** start of Dataset records **

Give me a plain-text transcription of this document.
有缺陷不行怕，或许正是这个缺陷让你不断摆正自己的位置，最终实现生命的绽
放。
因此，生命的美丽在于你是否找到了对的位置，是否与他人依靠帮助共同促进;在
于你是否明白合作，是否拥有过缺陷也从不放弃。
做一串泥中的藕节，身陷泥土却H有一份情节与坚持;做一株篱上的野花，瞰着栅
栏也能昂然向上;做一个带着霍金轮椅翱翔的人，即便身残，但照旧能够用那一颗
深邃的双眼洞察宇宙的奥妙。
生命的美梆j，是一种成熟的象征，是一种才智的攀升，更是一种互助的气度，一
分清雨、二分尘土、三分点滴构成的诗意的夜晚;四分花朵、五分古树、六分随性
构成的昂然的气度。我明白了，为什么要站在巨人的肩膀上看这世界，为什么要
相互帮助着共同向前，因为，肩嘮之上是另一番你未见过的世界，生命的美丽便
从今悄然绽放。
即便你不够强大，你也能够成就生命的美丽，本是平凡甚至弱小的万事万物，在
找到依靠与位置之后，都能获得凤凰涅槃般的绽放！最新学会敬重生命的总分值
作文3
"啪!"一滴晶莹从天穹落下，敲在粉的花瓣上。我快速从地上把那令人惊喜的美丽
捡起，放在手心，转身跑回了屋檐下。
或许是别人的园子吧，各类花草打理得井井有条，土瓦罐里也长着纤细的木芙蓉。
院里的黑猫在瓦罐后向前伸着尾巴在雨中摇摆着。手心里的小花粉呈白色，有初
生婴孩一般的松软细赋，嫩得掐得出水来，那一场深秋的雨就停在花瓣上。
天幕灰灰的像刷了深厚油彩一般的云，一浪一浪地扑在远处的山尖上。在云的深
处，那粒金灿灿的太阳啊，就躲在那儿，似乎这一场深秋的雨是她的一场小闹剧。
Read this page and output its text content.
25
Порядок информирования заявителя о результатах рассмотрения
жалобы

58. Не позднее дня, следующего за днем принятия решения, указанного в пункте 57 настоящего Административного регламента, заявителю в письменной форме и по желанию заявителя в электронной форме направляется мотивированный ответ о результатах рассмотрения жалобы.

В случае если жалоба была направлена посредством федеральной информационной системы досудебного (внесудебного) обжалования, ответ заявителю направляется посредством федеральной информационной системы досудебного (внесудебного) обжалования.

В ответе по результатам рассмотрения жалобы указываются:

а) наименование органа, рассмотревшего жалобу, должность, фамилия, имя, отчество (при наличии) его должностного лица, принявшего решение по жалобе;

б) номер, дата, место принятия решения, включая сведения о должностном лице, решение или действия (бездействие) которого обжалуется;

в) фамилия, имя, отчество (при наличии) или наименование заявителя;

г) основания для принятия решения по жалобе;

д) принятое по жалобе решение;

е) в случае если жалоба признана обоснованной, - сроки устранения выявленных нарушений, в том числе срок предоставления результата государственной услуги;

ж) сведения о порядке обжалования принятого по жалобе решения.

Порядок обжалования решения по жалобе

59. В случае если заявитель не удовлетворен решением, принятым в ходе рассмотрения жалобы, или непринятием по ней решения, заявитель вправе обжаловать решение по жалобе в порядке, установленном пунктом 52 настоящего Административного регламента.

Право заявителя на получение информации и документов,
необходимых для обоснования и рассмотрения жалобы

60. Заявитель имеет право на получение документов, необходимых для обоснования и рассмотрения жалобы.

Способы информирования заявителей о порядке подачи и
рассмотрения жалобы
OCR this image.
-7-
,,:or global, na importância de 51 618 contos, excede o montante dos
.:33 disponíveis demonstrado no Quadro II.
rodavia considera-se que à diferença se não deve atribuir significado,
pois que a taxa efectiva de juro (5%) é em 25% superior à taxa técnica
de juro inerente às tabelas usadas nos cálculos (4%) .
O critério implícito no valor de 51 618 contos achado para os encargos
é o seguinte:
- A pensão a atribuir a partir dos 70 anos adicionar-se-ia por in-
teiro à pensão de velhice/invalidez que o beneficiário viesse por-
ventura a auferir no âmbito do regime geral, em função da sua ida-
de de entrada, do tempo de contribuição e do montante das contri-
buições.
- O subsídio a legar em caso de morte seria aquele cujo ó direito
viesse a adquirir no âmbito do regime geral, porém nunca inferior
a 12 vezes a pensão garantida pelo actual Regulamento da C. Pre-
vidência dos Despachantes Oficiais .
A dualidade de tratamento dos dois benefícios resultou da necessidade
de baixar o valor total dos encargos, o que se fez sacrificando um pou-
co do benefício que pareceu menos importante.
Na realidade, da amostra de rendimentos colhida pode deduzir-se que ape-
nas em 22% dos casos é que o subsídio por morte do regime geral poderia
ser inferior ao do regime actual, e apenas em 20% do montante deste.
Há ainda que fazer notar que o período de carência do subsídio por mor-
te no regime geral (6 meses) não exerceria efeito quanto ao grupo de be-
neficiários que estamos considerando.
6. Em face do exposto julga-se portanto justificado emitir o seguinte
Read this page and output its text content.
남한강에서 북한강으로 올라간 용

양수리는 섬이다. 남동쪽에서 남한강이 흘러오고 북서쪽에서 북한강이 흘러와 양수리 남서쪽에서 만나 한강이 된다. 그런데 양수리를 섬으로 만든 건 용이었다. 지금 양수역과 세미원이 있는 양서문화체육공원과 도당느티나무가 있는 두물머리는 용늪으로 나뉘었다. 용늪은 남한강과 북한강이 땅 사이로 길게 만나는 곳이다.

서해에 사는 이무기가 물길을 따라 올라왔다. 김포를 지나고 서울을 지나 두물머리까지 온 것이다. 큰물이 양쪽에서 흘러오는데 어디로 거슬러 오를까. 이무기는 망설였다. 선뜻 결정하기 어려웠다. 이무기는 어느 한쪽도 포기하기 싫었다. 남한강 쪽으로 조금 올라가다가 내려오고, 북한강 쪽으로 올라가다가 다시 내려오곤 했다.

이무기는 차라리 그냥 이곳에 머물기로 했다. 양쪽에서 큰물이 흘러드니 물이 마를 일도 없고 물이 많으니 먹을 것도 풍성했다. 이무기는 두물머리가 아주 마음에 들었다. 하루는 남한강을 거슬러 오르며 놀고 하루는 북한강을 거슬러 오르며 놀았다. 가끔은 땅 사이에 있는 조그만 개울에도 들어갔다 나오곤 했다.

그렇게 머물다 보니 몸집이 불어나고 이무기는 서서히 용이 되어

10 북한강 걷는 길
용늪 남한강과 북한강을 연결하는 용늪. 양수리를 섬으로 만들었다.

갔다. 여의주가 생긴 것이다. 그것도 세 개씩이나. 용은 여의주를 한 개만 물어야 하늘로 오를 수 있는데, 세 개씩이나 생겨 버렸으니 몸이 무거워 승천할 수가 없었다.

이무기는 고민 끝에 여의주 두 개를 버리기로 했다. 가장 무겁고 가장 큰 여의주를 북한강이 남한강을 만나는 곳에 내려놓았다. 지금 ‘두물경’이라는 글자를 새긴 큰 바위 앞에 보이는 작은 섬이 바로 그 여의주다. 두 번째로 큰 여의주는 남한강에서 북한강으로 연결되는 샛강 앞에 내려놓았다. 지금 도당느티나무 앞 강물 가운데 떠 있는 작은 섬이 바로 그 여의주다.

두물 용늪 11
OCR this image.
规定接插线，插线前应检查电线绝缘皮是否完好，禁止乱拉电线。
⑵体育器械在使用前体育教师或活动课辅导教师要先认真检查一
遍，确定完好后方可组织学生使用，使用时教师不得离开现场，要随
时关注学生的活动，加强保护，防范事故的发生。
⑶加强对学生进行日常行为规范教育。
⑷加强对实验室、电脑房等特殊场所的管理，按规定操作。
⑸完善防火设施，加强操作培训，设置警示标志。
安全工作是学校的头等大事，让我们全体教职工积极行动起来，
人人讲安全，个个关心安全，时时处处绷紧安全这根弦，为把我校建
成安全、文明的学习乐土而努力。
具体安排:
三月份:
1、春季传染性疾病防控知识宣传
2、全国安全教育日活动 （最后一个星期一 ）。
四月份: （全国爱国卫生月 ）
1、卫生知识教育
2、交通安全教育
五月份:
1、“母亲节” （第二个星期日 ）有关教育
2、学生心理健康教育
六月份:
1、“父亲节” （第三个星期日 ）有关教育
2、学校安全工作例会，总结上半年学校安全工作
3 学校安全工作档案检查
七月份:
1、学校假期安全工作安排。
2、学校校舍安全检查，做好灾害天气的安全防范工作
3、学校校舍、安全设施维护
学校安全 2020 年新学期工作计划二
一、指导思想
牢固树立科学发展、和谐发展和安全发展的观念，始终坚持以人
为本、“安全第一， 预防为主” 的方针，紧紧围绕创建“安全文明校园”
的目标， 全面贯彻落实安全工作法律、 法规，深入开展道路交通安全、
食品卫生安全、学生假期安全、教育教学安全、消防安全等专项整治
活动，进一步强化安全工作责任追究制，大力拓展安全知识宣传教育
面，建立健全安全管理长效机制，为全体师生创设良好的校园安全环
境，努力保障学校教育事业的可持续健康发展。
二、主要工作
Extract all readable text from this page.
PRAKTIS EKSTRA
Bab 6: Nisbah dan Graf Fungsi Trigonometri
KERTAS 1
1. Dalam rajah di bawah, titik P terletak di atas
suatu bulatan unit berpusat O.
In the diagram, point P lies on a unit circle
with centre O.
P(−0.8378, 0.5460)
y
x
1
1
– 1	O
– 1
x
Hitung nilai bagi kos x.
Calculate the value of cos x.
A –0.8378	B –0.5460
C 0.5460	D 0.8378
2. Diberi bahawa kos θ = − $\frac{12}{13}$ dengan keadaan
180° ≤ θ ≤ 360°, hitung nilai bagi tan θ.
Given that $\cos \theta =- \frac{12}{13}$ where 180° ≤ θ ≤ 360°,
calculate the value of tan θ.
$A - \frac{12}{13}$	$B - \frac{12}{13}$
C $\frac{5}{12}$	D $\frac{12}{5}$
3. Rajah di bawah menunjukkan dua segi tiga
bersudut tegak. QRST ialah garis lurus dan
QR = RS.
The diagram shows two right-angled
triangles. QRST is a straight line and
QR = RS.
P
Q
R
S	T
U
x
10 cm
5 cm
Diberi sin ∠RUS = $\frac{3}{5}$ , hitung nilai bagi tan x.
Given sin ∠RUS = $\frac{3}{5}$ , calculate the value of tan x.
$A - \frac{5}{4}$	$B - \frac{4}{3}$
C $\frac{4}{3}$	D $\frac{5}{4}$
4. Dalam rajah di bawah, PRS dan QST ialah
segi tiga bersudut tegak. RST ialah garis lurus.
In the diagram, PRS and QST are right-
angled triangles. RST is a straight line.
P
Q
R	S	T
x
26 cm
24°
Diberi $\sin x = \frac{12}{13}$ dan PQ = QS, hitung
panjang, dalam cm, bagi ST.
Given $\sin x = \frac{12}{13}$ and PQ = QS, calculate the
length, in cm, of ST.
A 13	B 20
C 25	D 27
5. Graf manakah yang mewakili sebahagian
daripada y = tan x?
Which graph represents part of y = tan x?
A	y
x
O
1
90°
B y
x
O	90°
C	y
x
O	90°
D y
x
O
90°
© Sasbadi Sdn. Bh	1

** end of Dataset records **

**What you should do**
From the listing above, pick out every line containing "양수리를".

**Written answer**
양수리는 섬이다. 남동쪽에서 남한강이 흘러오고 북서쪽에서 북한강이 흘러와 양수리 남서쪽에서 만나 한강이 된다. 그런데 양수리를 섬으로 만든 건 용이었다. 지금 양수역과 세미원이 있는 양서문화체육공원과 도당느티나무가 있는 두물머리는 용늪으로 나뉘었다. 용늪은 남한강과 북한강이 땅 사이로 길게 만나는 곳이다.
용늪 남한강과 북한강을 연결하는 용늪. 양수리를 섬으로 만들었다.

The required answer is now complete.